EXCERPTED RECORDS ::

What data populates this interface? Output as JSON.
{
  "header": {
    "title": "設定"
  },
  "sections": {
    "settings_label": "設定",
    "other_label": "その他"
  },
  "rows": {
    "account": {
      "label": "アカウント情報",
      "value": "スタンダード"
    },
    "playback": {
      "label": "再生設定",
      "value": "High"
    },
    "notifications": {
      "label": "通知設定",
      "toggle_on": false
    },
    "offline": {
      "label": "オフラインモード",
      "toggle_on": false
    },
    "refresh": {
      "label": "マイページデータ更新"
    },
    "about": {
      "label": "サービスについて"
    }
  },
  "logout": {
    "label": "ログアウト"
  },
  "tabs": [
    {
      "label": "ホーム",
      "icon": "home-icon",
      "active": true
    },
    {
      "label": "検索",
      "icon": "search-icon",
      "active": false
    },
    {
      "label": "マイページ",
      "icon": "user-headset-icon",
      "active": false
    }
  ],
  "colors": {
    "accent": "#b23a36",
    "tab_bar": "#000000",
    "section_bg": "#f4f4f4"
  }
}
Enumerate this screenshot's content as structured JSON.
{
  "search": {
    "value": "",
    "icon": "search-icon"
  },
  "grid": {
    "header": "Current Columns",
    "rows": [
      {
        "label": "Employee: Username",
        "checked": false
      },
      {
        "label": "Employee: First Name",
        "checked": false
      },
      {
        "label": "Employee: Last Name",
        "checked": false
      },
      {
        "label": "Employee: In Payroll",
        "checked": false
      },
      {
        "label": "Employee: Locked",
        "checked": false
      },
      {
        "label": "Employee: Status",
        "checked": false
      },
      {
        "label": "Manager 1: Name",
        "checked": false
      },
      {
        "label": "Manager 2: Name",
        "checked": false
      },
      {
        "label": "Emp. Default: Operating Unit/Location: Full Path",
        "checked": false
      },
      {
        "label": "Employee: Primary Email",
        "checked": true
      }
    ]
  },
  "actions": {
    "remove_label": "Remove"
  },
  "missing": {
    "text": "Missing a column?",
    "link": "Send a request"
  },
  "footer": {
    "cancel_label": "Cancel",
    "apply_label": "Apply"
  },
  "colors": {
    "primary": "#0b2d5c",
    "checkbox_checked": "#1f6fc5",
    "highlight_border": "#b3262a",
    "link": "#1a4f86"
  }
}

WHAT IS ASKED ::
Search the records for the word "Employee", then list every line that has it.

EXERCISE RESPONSE ::
        "label": "Employee: Username",
        "label": "Employee: First Name",
        "label": "Employee: Last Name",
        "label": "Employee: In Payroll",
        "label": "Employee: Locked",
        "label": "Employee: Status",
        "label": "Employee: Primary Email",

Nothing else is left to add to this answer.